Given request: Write the records below out in full, character for character, with no pictures.

Data excerpts
#####

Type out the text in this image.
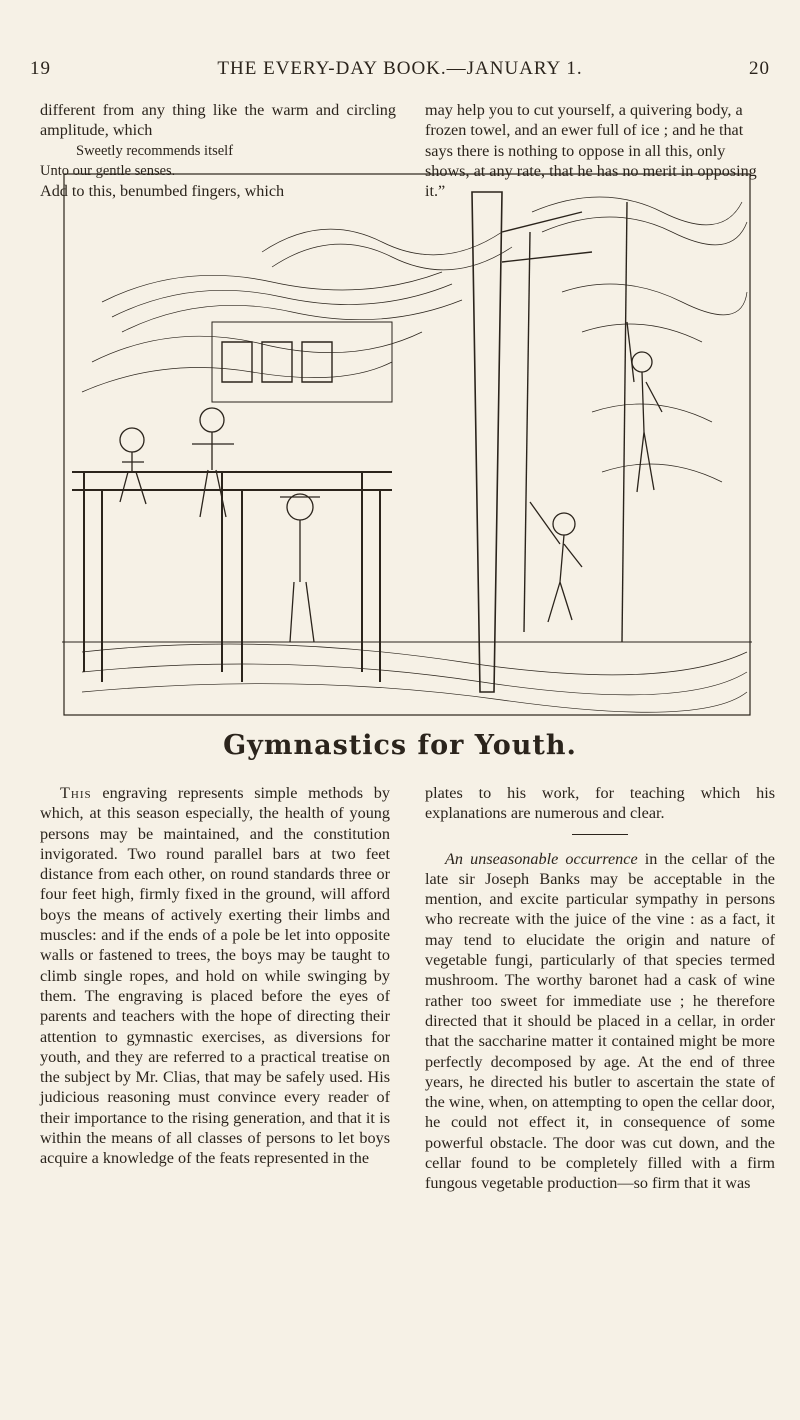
19	THE EVERY-DAY BOOK.—JANUARY 1.	20

different from any thing like the warm and circling amplitude, which

Sweetly recommends itself

Unto our gentle senses.

Add to this, benumbed fingers, which

may help you to cut yourself, a quivering body, a frozen towel, and an ewer full of ice ; and he that says there is nothing to oppose in all this, only shows, at any rate, that he has no merit in opposing it.”

Gymnastics for Youth.

This engraving represents simple methods by which, at this season especially, the health of young persons may be maintained, and the constitution invigorated. Two round parallel bars at two feet distance from each other, on round standards three or four feet high, firmly fixed in the ground, will afford boys the means of actively exerting their limbs and muscles: and if the ends of a pole be let into opposite walls or fastened to trees, the boys may be taught to climb single ropes, and hold on while swinging by them. The engraving is placed before the eyes of parents and teachers with the hope of directing their attention to gymnastic exercises, as diversions for youth, and they are referred to a practical treatise on the subject by Mr. Clias, that may be safely used. His judicious reasoning must convince every reader of their importance to the rising generation, and that it is within the means of all classes of persons to let boys acquire a knowledge of the feats represented in the

plates to his work, for teaching which his explanations are numerous and clear.

An unseasonable occurrence in the cellar of the late sir Joseph Banks may be acceptable in the mention, and excite particular sympathy in persons who recreate with the juice of the vine : as a fact, it may tend to elucidate the origin and nature of vegetable fungi, particularly of that species termed mushroom. The worthy baronet had a cask of wine rather too sweet for immediate use ; he therefore directed that it should be placed in a cellar, in order that the saccharine matter it contained might be more perfectly decomposed by age. At the end of three years, he directed his butler to ascertain the state of the wine, when, on attempting to open the cellar door, he could not effect it, in consequence of some powerful obstacle. The door was cut down, and the cellar found to be completely filled with a firm fungous vegetable production—so firm that it was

#####

Task result:
Type out the text in this image.
19	THE EVERY-DAY BOOK.—JANUARY 1.	20

different from any thing like the warm and circling amplitude, which

Sweetly recommends itself

Unto our gentle senses.

Add to this, benumbed fingers, which

may help you to cut yourself, a quivering body, a frozen towel, and an ewer full of ice ; and he that says there is nothing to oppose in all this, only shows, at any rate, that he has no merit in opposing it.”

Gymnastics for Youth.

This engraving represents simple methods by which, at this season especially, the health of young persons may be maintained, and the constitution invigorated. Two round parallel bars at two feet distance from each other, on round standards three or four feet high, firmly fixed in the ground, will afford boys the means of actively exerting their limbs and muscles: and if the ends of a pole be let into opposite walls or fastened to trees, the boys may be taught to climb single ropes, and hold on while swinging by them. The engraving is placed before the eyes of parents and teachers with the hope of directing their attention to gymnastic exercises, as diversions for youth, and they are referred to a practical treatise on the subject by Mr. Clias, that may be safely used. His judicious reasoning must convince every reader of their importance to the rising generation, and that it is within the means of all classes of persons to let boys acquire a knowledge of the feats represented in the

plates to his work, for teaching which his explanations are numerous and clear.

An unseasonable occurrence in the cellar of the late sir Joseph Banks may be acceptable in the mention, and excite particular sympathy in persons who recreate with the juice of the vine : as a fact, it may tend to elucidate the origin and nature of vegetable fungi, particularly of that species termed mushroom. The worthy baronet had a cask of wine rather too sweet for immediate use ; he therefore directed that it should be placed in a cellar, in order that the saccharine matter it contained might be more perfectly decomposed by age. At the end of three years, he directed his butler to ascertain the state of the wine, when, on attempting to open the cellar door, he could not effect it, in consequence of some powerful obstacle. The door was cut down, and the cellar found to be completely filled with a firm fungous vegetable production—so firm that it was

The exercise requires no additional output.